What you should do: Filter the entries and keep only the lines where the string "Italia" appears.

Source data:
:::

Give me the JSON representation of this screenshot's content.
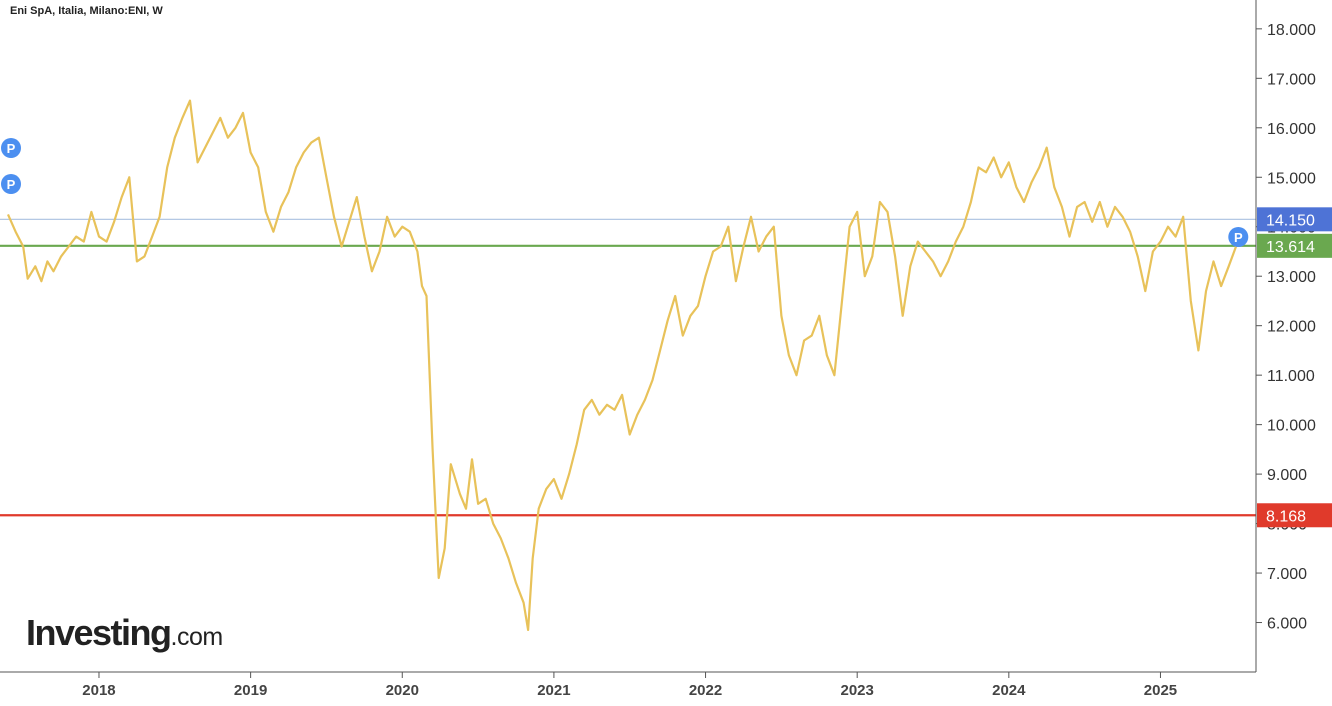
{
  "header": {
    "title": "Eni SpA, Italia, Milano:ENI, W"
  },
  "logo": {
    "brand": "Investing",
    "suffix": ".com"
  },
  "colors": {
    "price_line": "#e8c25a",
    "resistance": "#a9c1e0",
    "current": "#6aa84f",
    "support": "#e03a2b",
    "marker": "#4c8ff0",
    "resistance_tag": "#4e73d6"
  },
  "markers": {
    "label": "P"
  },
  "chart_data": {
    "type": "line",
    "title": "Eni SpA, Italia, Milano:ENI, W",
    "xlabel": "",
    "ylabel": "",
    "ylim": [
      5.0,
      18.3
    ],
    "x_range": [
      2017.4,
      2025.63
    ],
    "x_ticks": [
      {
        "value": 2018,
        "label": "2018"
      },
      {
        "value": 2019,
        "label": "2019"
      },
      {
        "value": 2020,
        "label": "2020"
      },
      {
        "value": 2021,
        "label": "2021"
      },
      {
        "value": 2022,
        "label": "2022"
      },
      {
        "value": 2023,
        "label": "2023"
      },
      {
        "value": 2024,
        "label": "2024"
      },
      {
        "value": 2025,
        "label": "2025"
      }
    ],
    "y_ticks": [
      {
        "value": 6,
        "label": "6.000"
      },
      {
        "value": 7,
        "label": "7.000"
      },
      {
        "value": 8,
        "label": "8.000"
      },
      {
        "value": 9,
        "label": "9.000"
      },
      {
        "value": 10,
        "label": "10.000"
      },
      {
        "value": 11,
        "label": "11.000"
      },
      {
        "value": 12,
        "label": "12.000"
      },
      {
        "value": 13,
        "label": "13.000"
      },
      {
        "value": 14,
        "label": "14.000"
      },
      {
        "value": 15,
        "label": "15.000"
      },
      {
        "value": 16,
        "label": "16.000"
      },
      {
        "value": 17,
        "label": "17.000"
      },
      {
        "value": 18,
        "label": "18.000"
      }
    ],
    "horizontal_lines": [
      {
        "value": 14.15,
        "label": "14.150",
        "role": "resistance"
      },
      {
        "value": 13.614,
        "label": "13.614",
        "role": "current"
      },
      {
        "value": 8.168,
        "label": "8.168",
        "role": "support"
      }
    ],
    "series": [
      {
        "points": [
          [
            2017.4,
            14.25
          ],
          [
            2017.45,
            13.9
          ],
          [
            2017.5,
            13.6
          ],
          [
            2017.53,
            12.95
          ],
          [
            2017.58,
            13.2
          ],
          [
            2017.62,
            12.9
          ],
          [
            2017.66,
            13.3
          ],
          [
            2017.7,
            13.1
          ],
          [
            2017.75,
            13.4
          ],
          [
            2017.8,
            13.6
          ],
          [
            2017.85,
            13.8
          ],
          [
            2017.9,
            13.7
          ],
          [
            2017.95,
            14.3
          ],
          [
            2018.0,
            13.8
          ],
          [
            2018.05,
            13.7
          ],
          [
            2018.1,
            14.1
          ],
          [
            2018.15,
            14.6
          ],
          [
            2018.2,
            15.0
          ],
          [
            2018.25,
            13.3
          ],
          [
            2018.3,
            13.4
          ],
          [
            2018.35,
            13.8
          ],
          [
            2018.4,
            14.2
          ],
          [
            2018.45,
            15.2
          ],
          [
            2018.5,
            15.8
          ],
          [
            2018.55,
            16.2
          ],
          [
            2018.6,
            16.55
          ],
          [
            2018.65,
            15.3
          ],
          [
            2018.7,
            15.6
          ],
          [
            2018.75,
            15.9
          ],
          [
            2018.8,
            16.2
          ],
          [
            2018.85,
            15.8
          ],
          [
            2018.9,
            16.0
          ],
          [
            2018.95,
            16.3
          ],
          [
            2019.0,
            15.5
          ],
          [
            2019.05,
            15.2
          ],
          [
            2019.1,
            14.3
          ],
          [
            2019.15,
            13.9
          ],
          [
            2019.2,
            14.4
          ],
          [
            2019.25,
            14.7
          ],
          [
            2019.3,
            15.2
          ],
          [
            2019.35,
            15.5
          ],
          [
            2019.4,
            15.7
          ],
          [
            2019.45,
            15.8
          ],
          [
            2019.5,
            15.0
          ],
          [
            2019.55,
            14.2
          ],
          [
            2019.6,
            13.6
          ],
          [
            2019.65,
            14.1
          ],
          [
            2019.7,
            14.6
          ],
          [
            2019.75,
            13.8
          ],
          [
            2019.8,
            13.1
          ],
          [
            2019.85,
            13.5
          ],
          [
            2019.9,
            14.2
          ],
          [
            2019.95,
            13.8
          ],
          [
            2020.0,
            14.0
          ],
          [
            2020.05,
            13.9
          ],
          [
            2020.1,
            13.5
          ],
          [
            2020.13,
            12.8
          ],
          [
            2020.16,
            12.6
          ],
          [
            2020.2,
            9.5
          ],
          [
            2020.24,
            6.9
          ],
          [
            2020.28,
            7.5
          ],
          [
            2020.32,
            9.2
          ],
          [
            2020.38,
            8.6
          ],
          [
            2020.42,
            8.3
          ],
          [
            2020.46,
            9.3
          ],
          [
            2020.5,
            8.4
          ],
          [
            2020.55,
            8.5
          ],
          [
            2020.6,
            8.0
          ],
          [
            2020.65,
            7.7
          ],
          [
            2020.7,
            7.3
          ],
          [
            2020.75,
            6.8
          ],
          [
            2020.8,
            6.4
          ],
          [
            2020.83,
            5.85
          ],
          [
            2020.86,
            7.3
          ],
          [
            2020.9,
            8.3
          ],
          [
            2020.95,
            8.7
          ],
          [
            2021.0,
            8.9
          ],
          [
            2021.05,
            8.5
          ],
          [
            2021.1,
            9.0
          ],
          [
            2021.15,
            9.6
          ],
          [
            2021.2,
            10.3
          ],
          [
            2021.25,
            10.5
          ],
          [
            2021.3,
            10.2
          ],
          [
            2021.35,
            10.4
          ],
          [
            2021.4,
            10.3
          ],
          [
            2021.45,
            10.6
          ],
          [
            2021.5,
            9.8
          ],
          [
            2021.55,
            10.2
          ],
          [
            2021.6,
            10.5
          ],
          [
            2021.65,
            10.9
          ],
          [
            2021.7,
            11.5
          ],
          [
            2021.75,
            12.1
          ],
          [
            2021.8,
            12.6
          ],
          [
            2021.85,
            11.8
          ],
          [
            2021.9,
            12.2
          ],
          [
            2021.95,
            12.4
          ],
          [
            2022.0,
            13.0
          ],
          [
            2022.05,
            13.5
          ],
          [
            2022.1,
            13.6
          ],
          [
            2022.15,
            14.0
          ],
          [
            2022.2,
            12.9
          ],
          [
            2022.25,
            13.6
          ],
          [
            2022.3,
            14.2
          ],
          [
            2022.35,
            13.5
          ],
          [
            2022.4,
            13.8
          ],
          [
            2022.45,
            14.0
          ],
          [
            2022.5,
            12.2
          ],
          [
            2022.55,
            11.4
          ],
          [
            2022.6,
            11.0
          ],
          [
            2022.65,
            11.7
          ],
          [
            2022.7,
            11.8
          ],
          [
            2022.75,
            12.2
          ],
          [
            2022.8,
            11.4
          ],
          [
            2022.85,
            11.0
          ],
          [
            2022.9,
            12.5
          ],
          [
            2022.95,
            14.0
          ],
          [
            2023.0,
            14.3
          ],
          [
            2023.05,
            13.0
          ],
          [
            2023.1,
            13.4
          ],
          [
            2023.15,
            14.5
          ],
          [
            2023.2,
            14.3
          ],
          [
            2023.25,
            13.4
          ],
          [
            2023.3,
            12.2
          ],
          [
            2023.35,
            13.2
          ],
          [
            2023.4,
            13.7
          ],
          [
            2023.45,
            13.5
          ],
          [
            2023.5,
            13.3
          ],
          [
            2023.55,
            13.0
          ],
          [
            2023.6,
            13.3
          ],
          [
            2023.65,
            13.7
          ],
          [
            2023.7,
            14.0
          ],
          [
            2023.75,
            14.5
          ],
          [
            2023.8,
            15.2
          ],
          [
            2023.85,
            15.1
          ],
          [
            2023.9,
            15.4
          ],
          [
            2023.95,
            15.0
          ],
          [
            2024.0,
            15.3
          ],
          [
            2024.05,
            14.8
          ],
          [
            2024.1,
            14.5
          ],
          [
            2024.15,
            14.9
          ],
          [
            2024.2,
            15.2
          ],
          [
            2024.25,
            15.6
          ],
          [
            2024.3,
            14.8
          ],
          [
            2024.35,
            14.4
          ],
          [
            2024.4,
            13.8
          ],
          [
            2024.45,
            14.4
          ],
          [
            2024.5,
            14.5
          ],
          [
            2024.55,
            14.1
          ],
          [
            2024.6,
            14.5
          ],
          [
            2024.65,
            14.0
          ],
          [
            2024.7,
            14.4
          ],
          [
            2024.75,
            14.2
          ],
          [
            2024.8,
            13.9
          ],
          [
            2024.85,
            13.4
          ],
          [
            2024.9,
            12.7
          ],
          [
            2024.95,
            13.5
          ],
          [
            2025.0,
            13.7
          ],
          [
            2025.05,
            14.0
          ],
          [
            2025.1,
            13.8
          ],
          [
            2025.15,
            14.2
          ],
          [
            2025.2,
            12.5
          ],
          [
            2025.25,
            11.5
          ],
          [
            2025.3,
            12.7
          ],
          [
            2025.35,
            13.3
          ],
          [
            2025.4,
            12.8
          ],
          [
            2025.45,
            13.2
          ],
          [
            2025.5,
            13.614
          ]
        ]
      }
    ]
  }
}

:::

Result of this task:
    "title": "Eni SpA, Italia, Milano:ENI, W"
    "title": "Eni SpA, Italia, Milano:ENI, W",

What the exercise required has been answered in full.